# Requirement:
Output every line of the material exactly, omitting images.

◆ ◆ ◆

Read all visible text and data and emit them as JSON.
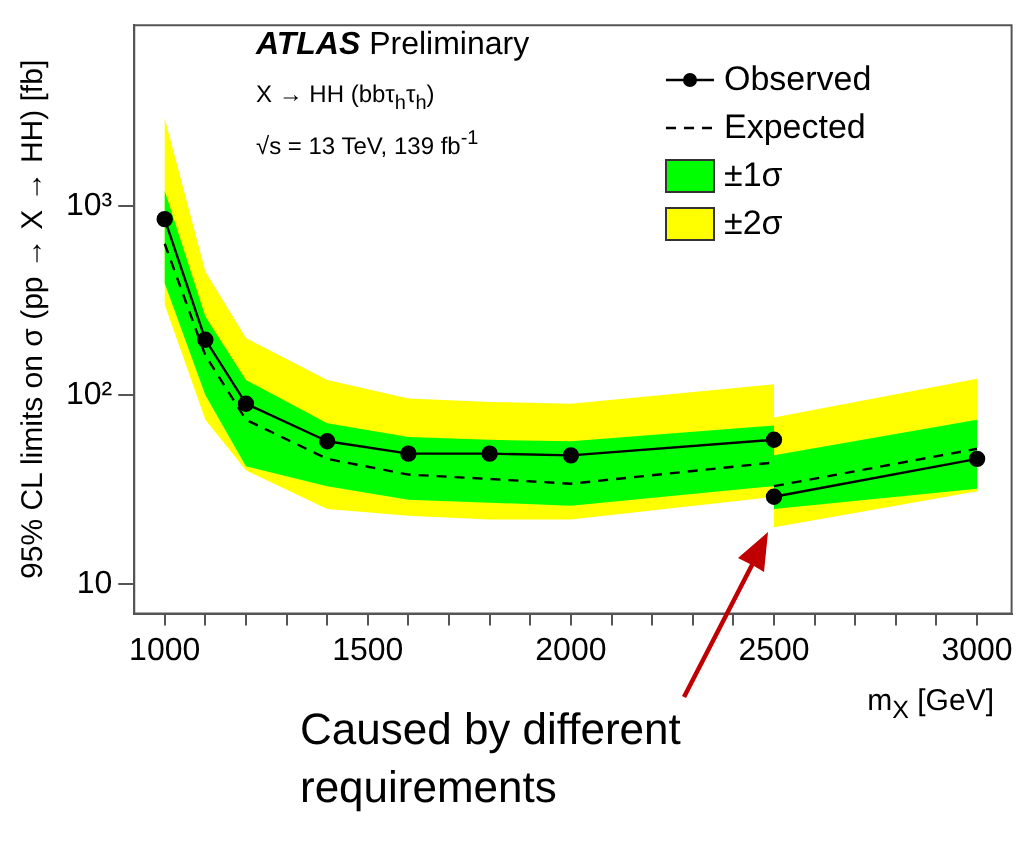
{
  "chart_data": {
    "type": "line",
    "title": "ATLAS Preliminary",
    "xlabel": "m$_{X}$ [GeV]",
    "ylabel": "95% CL limits on σ (pp → X → HH) [fb]",
    "annotations": [
      "X → HH (bbτ$_{h}$τ$_{h}$)",
      "√s = 13 TeV, 139 fb$^{-1}$",
      "Caused by different requirements"
    ],
    "log": "y",
    "xlim": [
      925,
      3085
    ],
    "ylim": [
      7,
      9000
    ],
    "xticks": [
      1000,
      {
        "value": 1100,
        "label": null
      },
      {
        "value": 1200,
        "label": null
      },
      {
        "value": 1300,
        "label": null
      },
      {
        "value": 1400,
        "label": null
      },
      1500,
      {
        "value": 1600,
        "label": null
      },
      {
        "value": 1700,
        "label": null
      },
      {
        "value": 1800,
        "label": null
      },
      {
        "value": 1900,
        "label": null
      },
      2000,
      {
        "value": 2100,
        "label": null
      },
      {
        "value": 2200,
        "label": null
      },
      {
        "value": 2300,
        "label": null
      },
      {
        "value": 2400,
        "label": null
      },
      2500,
      {
        "value": 2600,
        "label": null
      },
      {
        "value": 2700,
        "label": null
      },
      {
        "value": 2800,
        "label": null
      },
      {
        "value": 2900,
        "label": null
      },
      3000
    ],
    "yticks": [
      10,
      {
        "value": 100,
        "label": "10²"
      },
      {
        "value": 1000,
        "label": "10³"
      }
    ],
    "legend": "top right",
    "series": [
      {
        "name": "Observed",
        "color": "#000000",
        "marker": "circle",
        "line_style": "solid",
        "x": [
          1000,
          1100,
          1200,
          1400,
          1600,
          1800,
          2000,
          2500,
          null,
          2500,
          3000
        ],
        "values": [
          850,
          196,
          90,
          57,
          49,
          49,
          48,
          58,
          null,
          29,
          46
        ]
      },
      {
        "name": "Expected",
        "color": "#000000",
        "marker": "none",
        "line_style": "dashed",
        "x": [
          1000,
          1100,
          1200,
          1400,
          1600,
          1800,
          2000,
          2500,
          null,
          2500,
          3000
        ],
        "values": [
          630,
          162,
          74,
          46,
          38,
          36,
          34,
          44,
          null,
          33,
          52
        ]
      },
      {
        "name": "±1σ",
        "type": "area",
        "color": "#00ff00",
        "x": [
          1000,
          1100,
          1200,
          1400,
          1600,
          1800,
          2000,
          2500,
          null,
          2500,
          3000
        ],
        "values": [
          null,
          null,
          null,
          null,
          null,
          null,
          null,
          null,
          null,
          null,
          null
        ],
        "lower": [
          390,
          100,
          42,
          33,
          28,
          27,
          26,
          33,
          null,
          25,
          32
        ],
        "upper": [
          1200,
          260,
          120,
          71,
          60,
          58,
          57,
          69,
          null,
          48,
          74
        ]
      },
      {
        "name": "±2σ",
        "type": "area",
        "color": "#ffff00",
        "x": [
          1000,
          1100,
          1200,
          1400,
          1600,
          1800,
          2000,
          2500,
          null,
          2500,
          3000
        ],
        "values": [
          null,
          null,
          null,
          null,
          null,
          null,
          null,
          null,
          null,
          null,
          null
        ],
        "lower": [
          300,
          74,
          40,
          25,
          23,
          22,
          22,
          29,
          null,
          20,
          31
        ],
        "upper": [
          2900,
          450,
          200,
          120,
          96,
          92,
          90,
          114,
          null,
          76,
          122
        ]
      }
    ]
  }
}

◆ ◆ ◆

# Worked solution:
Read all visible text and data and emit them as JSON.
{
  "chart_data": {
    "type": "line",
    "title": "ATLAS Preliminary",
    "xlabel": "m$_{X}$ [GeV]",
    "ylabel": "95% CL limits on σ (pp → X → HH) [fb]",
    "annotations": [
      "X → HH (bbτ$_{h}$τ$_{h}$)",
      "√s = 13 TeV, 139 fb$^{-1}$",
      "Caused by different requirements"
    ],
    "log": "y",
    "xlim": [
      925,
      3085
    ],
    "ylim": [
      7,
      9000
    ],
    "xticks": [
      1000,
      {
        "value": 1100,
        "label": null
      },
      {
        "value": 1200,
        "label": null
      },
      {
        "value": 1300,
        "label": null
      },
      {
        "value": 1400,
        "label": null
      },
      1500,
      {
        "value": 1600,
        "label": null
      },
      {
        "value": 1700,
        "label": null
      },
      {
        "value": 1800,
        "label": null
      },
      {
        "value": 1900,
        "label": null
      },
      2000,
      {
        "value": 2100,
        "label": null
      },
      {
        "value": 2200,
        "label": null
      },
      {
        "value": 2300,
        "label": null
      },
      {
        "value": 2400,
        "label": null
      },
      2500,
      {
        "value": 2600,
        "label": null
      },
      {
        "value": 2700,
        "label": null
      },
      {
        "value": 2800,
        "label": null
      },
      {
        "value": 2900,
        "label": null
      },
      3000
    ],
    "yticks": [
      10,
      {
        "value": 100,
        "label": "10²"
      },
      {
        "value": 1000,
        "label": "10³"
      }
    ],
    "legend": "top right",
    "series": [
      {
        "name": "Observed",
        "color": "#000000",
        "marker": "circle",
        "line_style": "solid",
        "x": [
          1000,
          1100,
          1200,
          1400,
          1600,
          1800,
          2000,
          2500,
          null,
          2500,
          3000
        ],
        "values": [
          850,
          196,
          90,
          57,
          49,
          49,
          48,
          58,
          null,
          29,
          46
        ]
      },
      {
        "name": "Expected",
        "color": "#000000",
        "marker": "none",
        "line_style": "dashed",
        "x": [
          1000,
          1100,
          1200,
          1400,
          1600,
          1800,
          2000,
          2500,
          null,
          2500,
          3000
        ],
        "values": [
          630,
          162,
          74,
          46,
          38,
          36,
          34,
          44,
          null,
          33,
          52
        ]
      },
      {
        "name": "±1σ",
        "type": "area",
        "color": "#00ff00",
        "x": [
          1000,
          1100,
          1200,
          1400,
          1600,
          1800,
          2000,
          2500,
          null,
          2500,
          3000
        ],
        "values": [
          null,
          null,
          null,
          null,
          null,
          null,
          null,
          null,
          null,
          null,
          null
        ],
        "lower": [
          390,
          100,
          42,
          33,
          28,
          27,
          26,
          33,
          null,
          25,
          32
        ],
        "upper": [
          1200,
          260,
          120,
          71,
          60,
          58,
          57,
          69,
          null,
          48,
          74
        ]
      },
      {
        "name": "±2σ",
        "type": "area",
        "color": "#ffff00",
        "x": [
          1000,
          1100,
          1200,
          1400,
          1600,
          1800,
          2000,
          2500,
          null,
          2500,
          3000
        ],
        "values": [
          null,
          null,
          null,
          null,
          null,
          null,
          null,
          null,
          null,
          null,
          null
        ],
        "lower": [
          300,
          74,
          40,
          25,
          23,
          22,
          22,
          29,
          null,
          20,
          31
        ],
        "upper": [
          2900,
          450,
          200,
          120,
          96,
          92,
          90,
          114,
          null,
          76,
          122
        ]
      }
    ]
  }
}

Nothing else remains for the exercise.